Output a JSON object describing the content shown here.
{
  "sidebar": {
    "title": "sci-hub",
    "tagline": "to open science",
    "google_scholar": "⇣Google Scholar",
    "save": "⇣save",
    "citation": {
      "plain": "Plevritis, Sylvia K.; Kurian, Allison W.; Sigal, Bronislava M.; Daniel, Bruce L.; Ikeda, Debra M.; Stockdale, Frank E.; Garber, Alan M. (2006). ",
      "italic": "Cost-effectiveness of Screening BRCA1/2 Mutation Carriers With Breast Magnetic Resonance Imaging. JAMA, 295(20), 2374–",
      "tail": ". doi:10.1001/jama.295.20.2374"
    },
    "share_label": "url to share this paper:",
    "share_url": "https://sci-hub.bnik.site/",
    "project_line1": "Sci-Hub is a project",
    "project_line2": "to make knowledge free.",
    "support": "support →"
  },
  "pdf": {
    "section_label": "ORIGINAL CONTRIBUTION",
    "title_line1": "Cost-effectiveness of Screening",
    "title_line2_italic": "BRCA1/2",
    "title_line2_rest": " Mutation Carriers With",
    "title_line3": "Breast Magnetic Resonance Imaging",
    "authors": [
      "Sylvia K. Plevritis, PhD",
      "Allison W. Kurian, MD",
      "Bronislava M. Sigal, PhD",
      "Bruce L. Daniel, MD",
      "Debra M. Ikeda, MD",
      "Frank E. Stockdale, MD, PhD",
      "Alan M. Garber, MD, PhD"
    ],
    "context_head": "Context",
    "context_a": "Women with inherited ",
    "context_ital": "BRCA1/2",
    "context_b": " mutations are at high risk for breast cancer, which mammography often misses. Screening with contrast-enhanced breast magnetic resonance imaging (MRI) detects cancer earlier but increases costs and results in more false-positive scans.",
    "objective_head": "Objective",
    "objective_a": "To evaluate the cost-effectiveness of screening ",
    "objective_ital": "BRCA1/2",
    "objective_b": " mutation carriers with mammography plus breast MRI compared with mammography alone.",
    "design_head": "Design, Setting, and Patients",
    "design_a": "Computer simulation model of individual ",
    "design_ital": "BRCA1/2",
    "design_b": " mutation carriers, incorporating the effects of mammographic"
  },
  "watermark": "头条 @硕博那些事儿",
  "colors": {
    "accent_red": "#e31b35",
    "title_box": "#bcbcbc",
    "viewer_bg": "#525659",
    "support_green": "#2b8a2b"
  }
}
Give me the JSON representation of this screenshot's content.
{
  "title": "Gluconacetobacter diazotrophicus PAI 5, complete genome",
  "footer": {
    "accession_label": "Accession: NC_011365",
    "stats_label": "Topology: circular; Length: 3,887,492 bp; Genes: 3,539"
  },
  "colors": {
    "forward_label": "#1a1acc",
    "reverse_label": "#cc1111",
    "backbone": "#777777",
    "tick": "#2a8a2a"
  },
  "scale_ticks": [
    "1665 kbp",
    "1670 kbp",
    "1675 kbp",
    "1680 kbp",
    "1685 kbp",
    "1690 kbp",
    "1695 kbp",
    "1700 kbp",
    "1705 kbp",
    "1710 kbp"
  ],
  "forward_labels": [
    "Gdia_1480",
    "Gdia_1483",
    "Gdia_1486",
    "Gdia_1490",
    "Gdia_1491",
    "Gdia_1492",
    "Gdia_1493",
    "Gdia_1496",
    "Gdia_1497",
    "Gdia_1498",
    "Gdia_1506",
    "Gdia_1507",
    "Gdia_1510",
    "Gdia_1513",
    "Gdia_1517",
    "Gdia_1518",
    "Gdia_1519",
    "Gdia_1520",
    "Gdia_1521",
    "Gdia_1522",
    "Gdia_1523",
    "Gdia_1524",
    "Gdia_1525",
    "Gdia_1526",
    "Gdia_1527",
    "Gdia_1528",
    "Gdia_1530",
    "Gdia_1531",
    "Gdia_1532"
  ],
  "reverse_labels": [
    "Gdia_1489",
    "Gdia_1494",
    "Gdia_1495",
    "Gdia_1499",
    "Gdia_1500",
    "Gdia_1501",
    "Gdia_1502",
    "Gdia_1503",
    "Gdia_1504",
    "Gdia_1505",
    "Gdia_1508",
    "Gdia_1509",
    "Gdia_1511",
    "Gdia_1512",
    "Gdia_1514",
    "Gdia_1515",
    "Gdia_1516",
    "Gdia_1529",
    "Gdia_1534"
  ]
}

━━━━━━━━━━━━━━━━━━━━━━━━━━━━━━

■ What you are asked to do ■
Could you set down each entry above word for word?

■ Reply to the task ■
Output a JSON object describing the content shown here.
{
  "sidebar": {
    "title": "sci-hub",
    "tagline": "to open science",
    "google_scholar": "⇣Google Scholar",
    "save": "⇣save",
    "citation": {
      "plain": "Plevritis, Sylvia K.; Kurian, Allison W.; Sigal, Bronislava M.; Daniel, Bruce L.; Ikeda, Debra M.; Stockdale, Frank E.; Garber, Alan M. (2006). ",
      "italic": "Cost-effectiveness of Screening BRCA1/2 Mutation Carriers With Breast Magnetic Resonance Imaging. JAMA, 295(20), 2374–",
      "tail": ". doi:10.1001/jama.295.20.2374"
    },
    "share_label": "url to share this paper:",
    "share_url": "https://sci-hub.bnik.site/",
    "project_line1": "Sci-Hub is a project",
    "project_line2": "to make knowledge free.",
    "support": "support →"
  },
  "pdf": {
    "section_label": "ORIGINAL CONTRIBUTION",
    "title_line1": "Cost-effectiveness of Screening",
    "title_line2_italic": "BRCA1/2",
    "title_line2_rest": " Mutation Carriers With",
    "title_line3": "Breast Magnetic Resonance Imaging",
    "authors": [
      "Sylvia K. Plevritis, PhD",
      "Allison W. Kurian, MD",
      "Bronislava M. Sigal, PhD",
      "Bruce L. Daniel, MD",
      "Debra M. Ikeda, MD",
      "Frank E. Stockdale, MD, PhD",
      "Alan M. Garber, MD, PhD"
    ],
    "context_head": "Context",
    "context_a": "Women with inherited ",
    "context_ital": "BRCA1/2",
    "context_b": " mutations are at high risk for breast cancer, which mammography often misses. Screening with contrast-enhanced breast magnetic resonance imaging (MRI) detects cancer earlier but increases costs and results in more false-positive scans.",
    "objective_head": "Objective",
    "objective_a": "To evaluate the cost-effectiveness of screening ",
    "objective_ital": "BRCA1/2",
    "objective_b": " mutation carriers with mammography plus breast MRI compared with mammography alone.",
    "design_head": "Design, Setting, and Patients",
    "design_a": "Computer simulation model of individual ",
    "design_ital": "BRCA1/2",
    "design_b": " mutation carriers, incorporating the effects of mammographic"
  },
  "watermark": "头条 @硕博那些事儿",
  "colors": {
    "accent_red": "#e31b35",
    "title_box": "#bcbcbc",
    "viewer_bg": "#525659",
    "support_green": "#2b8a2b"
  }
}
Give me the JSON representation of this screenshot's content.
{
  "title": "Gluconacetobacter diazotrophicus PAI 5, complete genome",
  "footer": {
    "accession_label": "Accession: NC_011365",
    "stats_label": "Topology: circular; Length: 3,887,492 bp; Genes: 3,539"
  },
  "colors": {
    "forward_label": "#1a1acc",
    "reverse_label": "#cc1111",
    "backbone": "#777777",
    "tick": "#2a8a2a"
  },
  "scale_ticks": [
    "1665 kbp",
    "1670 kbp",
    "1675 kbp",
    "1680 kbp",
    "1685 kbp",
    "1690 kbp",
    "1695 kbp",
    "1700 kbp",
    "1705 kbp",
    "1710 kbp"
  ],
  "forward_labels": [
    "Gdia_1480",
    "Gdia_1483",
    "Gdia_1486",
    "Gdia_1490",
    "Gdia_1491",
    "Gdia_1492",
    "Gdia_1493",
    "Gdia_1496",
    "Gdia_1497",
    "Gdia_1498",
    "Gdia_1506",
    "Gdia_1507",
    "Gdia_1510",
    "Gdia_1513",
    "Gdia_1517",
    "Gdia_1518",
    "Gdia_1519",
    "Gdia_1520",
    "Gdia_1521",
    "Gdia_1522",
    "Gdia_1523",
    "Gdia_1524",
    "Gdia_1525",
    "Gdia_1526",
    "Gdia_1527",
    "Gdia_1528",
    "Gdia_1530",
    "Gdia_1531",
    "Gdia_1532"
  ],
  "reverse_labels": [
    "Gdia_1489",
    "Gdia_1494",
    "Gdia_1495",
    "Gdia_1499",
    "Gdia_1500",
    "Gdia_1501",
    "Gdia_1502",
    "Gdia_1503",
    "Gdia_1504",
    "Gdia_1505",
    "Gdia_1508",
    "Gdia_1509",
    "Gdia_1511",
    "Gdia_1512",
    "Gdia_1514",
    "Gdia_1515",
    "Gdia_1516",
    "Gdia_1529",
    "Gdia_1534"
  ]
}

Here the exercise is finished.